EXERCISE INPUTS below:
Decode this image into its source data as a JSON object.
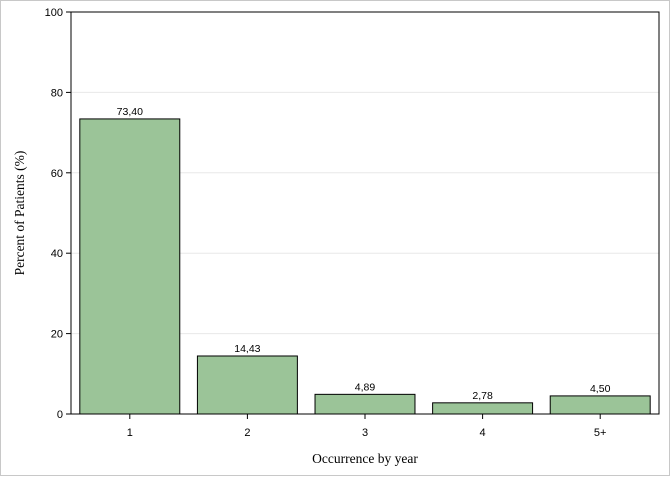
{
  "chart_data": {
    "type": "bar",
    "categories": [
      "1",
      "2",
      "3",
      "4",
      "5+"
    ],
    "values": [
      73.4,
      14.43,
      4.89,
      2.78,
      4.5
    ],
    "value_labels": [
      "73,40",
      "14,43",
      "4,89",
      "2,78",
      "4,50"
    ],
    "title": "",
    "xlabel": "Occurrence by year",
    "ylabel": "Percent of Patients (%)",
    "ylim": [
      0,
      100
    ],
    "yticks": [
      0,
      20,
      40,
      60,
      80,
      100
    ],
    "grid": true,
    "legend": "none",
    "bar_color": "#9bc498",
    "bar_edge_color": "#000000",
    "grid_color": "#e8e8e8"
  }
}
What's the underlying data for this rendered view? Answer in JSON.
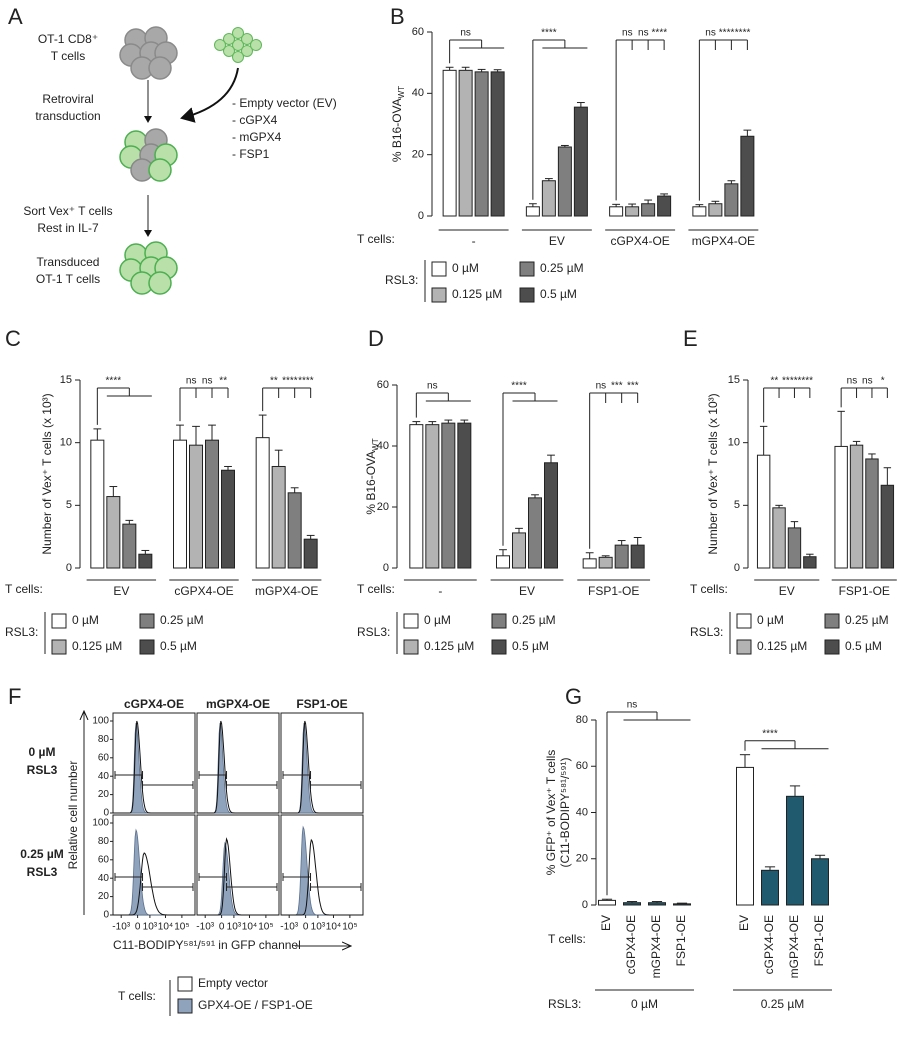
{
  "panel_a": {
    "letter": "A",
    "cells_label": [
      "OT-1 CD8⁺",
      "T cells"
    ],
    "step1": [
      "Retroviral",
      "transduction"
    ],
    "constructs": [
      "- Empty vector (EV)",
      "- cGPX4",
      "- mGPX4",
      "- FSP1"
    ],
    "construct_colors": [
      "#222222",
      "#1f5a6e",
      "#1f5a6e",
      "#1f5a6e"
    ],
    "step2": [
      "Sort Vex⁺ T cells",
      "Rest in IL-7"
    ],
    "result_label": [
      "Transduced",
      "OT-1 T cells"
    ]
  },
  "chart_data": [
    {
      "type": "grouped-bar",
      "panel": "B",
      "ylabel": "% B16-OVA",
      "ylabel_sub": "WT",
      "ylim": [
        0,
        60
      ],
      "yticks": [
        0,
        20,
        40,
        60
      ],
      "row_label": "T cells:",
      "groups": [
        "-",
        "EV",
        "cGPX4-OE",
        "mGPX4-OE"
      ],
      "group_colors": [
        "#222222",
        "#222222",
        "#1f5a6e",
        "#1f5a6e"
      ],
      "legend_title": "RSL3:",
      "series": [
        {
          "name": "0 µM",
          "color": "#ffffff",
          "values": [
            47.5,
            3,
            3,
            3
          ],
          "errors": [
            1,
            1,
            0.8,
            0.7
          ]
        },
        {
          "name": "0.125 µM",
          "color": "#b3b3b3",
          "values": [
            47.5,
            11.5,
            3,
            4
          ],
          "errors": [
            1,
            0.7,
            0.9,
            0.8
          ]
        },
        {
          "name": "0.25 µM",
          "color": "#7f7f7f",
          "values": [
            47,
            22.5,
            4,
            10.5
          ],
          "errors": [
            0.8,
            0.5,
            1.2,
            1
          ]
        },
        {
          "name": "0.5 µM",
          "color": "#4d4d4d",
          "values": [
            47,
            35.5,
            6.5,
            26
          ],
          "errors": [
            0.7,
            1.5,
            0.7,
            2
          ]
        }
      ],
      "significance": [
        [
          "ns"
        ],
        [
          "****"
        ],
        [
          "ns",
          "ns",
          "****"
        ],
        [
          "ns",
          "****",
          "****"
        ]
      ]
    },
    {
      "type": "grouped-bar",
      "panel": "C",
      "ylabel": "Number of Vex⁺ T cells (x 10³)",
      "ylim": [
        0,
        15
      ],
      "yticks": [
        0,
        5,
        10,
        15
      ],
      "row_label": "T cells:",
      "groups": [
        "EV",
        "cGPX4-OE",
        "mGPX4-OE"
      ],
      "group_colors": [
        "#222222",
        "#1f5a6e",
        "#1f5a6e"
      ],
      "legend_title": "RSL3:",
      "series": [
        {
          "name": "0 µM",
          "color": "#ffffff",
          "values": [
            10.2,
            10.2,
            10.4
          ],
          "errors": [
            0.9,
            1.2,
            1.8
          ]
        },
        {
          "name": "0.125 µM",
          "color": "#b3b3b3",
          "values": [
            5.7,
            9.8,
            8.1
          ],
          "errors": [
            0.8,
            1.5,
            1.3
          ]
        },
        {
          "name": "0.25 µM",
          "color": "#7f7f7f",
          "values": [
            3.5,
            10.2,
            6
          ],
          "errors": [
            0.3,
            1.2,
            0.4
          ]
        },
        {
          "name": "0.5 µM",
          "color": "#4d4d4d",
          "values": [
            1.1,
            7.8,
            2.3
          ],
          "errors": [
            0.3,
            0.3,
            0.3
          ]
        }
      ],
      "significance": [
        [
          "****"
        ],
        [
          "ns",
          "ns",
          "**"
        ],
        [
          "**",
          "****",
          "****"
        ]
      ]
    },
    {
      "type": "grouped-bar",
      "panel": "D",
      "ylabel": "% B16-OVA",
      "ylabel_sub": "WT",
      "ylim": [
        0,
        60
      ],
      "yticks": [
        0,
        20,
        40,
        60
      ],
      "row_label": "T cells:",
      "groups": [
        "-",
        "EV",
        "FSP1-OE"
      ],
      "group_colors": [
        "#222222",
        "#222222",
        "#1f5a6e"
      ],
      "legend_title": "RSL3:",
      "series": [
        {
          "name": "0 µM",
          "color": "#ffffff",
          "values": [
            47,
            4,
            3
          ],
          "errors": [
            1,
            2,
            2
          ]
        },
        {
          "name": "0.125 µM",
          "color": "#b3b3b3",
          "values": [
            47,
            11.5,
            3.5
          ],
          "errors": [
            1,
            1.5,
            0.5
          ]
        },
        {
          "name": "0.25 µM",
          "color": "#7f7f7f",
          "values": [
            47.5,
            23,
            7.5
          ],
          "errors": [
            1,
            1,
            1.5
          ]
        },
        {
          "name": "0.5 µM",
          "color": "#4d4d4d",
          "values": [
            47.5,
            34.5,
            7.5
          ],
          "errors": [
            1,
            2.5,
            2.5
          ]
        }
      ],
      "significance": [
        [
          "ns"
        ],
        [
          "****"
        ],
        [
          "ns",
          "***",
          "***"
        ]
      ]
    },
    {
      "type": "grouped-bar",
      "panel": "E",
      "ylabel": "Number of Vex⁺ T cells (x 10³)",
      "ylim": [
        0,
        15
      ],
      "yticks": [
        0,
        5,
        10,
        15
      ],
      "row_label": "T cells:",
      "groups": [
        "EV",
        "FSP1-OE"
      ],
      "group_colors": [
        "#222222",
        "#1f5a6e"
      ],
      "legend_title": "RSL3:",
      "series": [
        {
          "name": "0 µM",
          "color": "#ffffff",
          "values": [
            9,
            9.7
          ],
          "errors": [
            2.3,
            2.8
          ]
        },
        {
          "name": "0.125 µM",
          "color": "#b3b3b3",
          "values": [
            4.8,
            9.8
          ],
          "errors": [
            0.2,
            0.3
          ]
        },
        {
          "name": "0.25 µM",
          "color": "#7f7f7f",
          "values": [
            3.2,
            8.7
          ],
          "errors": [
            0.5,
            0.4
          ]
        },
        {
          "name": "0.5 µM",
          "color": "#4d4d4d",
          "values": [
            0.9,
            6.6
          ],
          "errors": [
            0.2,
            1.4
          ]
        }
      ],
      "significance": [
        [
          "**",
          "****",
          "****"
        ],
        [
          "ns",
          "ns",
          "*"
        ]
      ]
    },
    {
      "type": "bar",
      "panel": "G",
      "ylabel": [
        "% GFP⁺ of Vex⁺ T cells",
        "(C11-BODIPY⁵⁸¹/⁵⁹¹)"
      ],
      "ylim": [
        0,
        80
      ],
      "yticks": [
        0,
        20,
        40,
        60,
        80
      ],
      "row_label": "T cells:",
      "categories": [
        "EV",
        "cGPX4-OE",
        "mGPX4-OE",
        "FSP1-OE",
        "EV",
        "cGPX4-OE",
        "mGPX4-OE",
        "FSP1-OE"
      ],
      "values": [
        2,
        1,
        1,
        0.5,
        59.5,
        15,
        47,
        20
      ],
      "errors": [
        0.5,
        0.5,
        0.5,
        0.3,
        5.5,
        1.5,
        4.5,
        1.5
      ],
      "colors": [
        "#ffffff",
        "#1f5a6e",
        "#1f5a6e",
        "#1f5a6e",
        "#ffffff",
        "#1f5a6e",
        "#1f5a6e",
        "#1f5a6e"
      ],
      "group_title": "RSL3:",
      "groups": [
        "0 µM",
        "0.25 µM"
      ],
      "significance": [
        "ns",
        "****"
      ]
    }
  ],
  "panel_f": {
    "letter": "F",
    "column_titles": [
      "cGPX4-OE",
      "mGPX4-OE",
      "FSP1-OE"
    ],
    "row_labels": [
      [
        "0 µM",
        "RSL3"
      ],
      [
        "0.25 µM",
        "RSL3"
      ]
    ],
    "ylabel": "Relative cell number",
    "xlabel": "C11-BODIPY⁵⁸¹/⁵⁹¹ in GFP channel",
    "ytick_labels": [
      "0",
      "20",
      "40",
      "60",
      "80",
      "100"
    ],
    "xtick_labels": [
      "-10³",
      "0",
      "10³",
      "10⁴",
      "10⁵"
    ],
    "legend_title": "T cells:",
    "legend": [
      {
        "name": "Empty vector",
        "color": "#ffffff"
      },
      {
        "name": "GPX4-OE / FSP1-OE",
        "color": "#8fa3bd"
      }
    ]
  }
}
End of EXERCISE INPUTS.
▶ PROBLEM STATEMENT: Looking at the data above, show all lines where the word "xlabel" occurs.

▶ EXERCISE RESULT:
    "xlabel": "Occurrence by year",
    "xlabel": "C11-BODIPY⁵⁸¹/⁵⁹¹ in GFP channel",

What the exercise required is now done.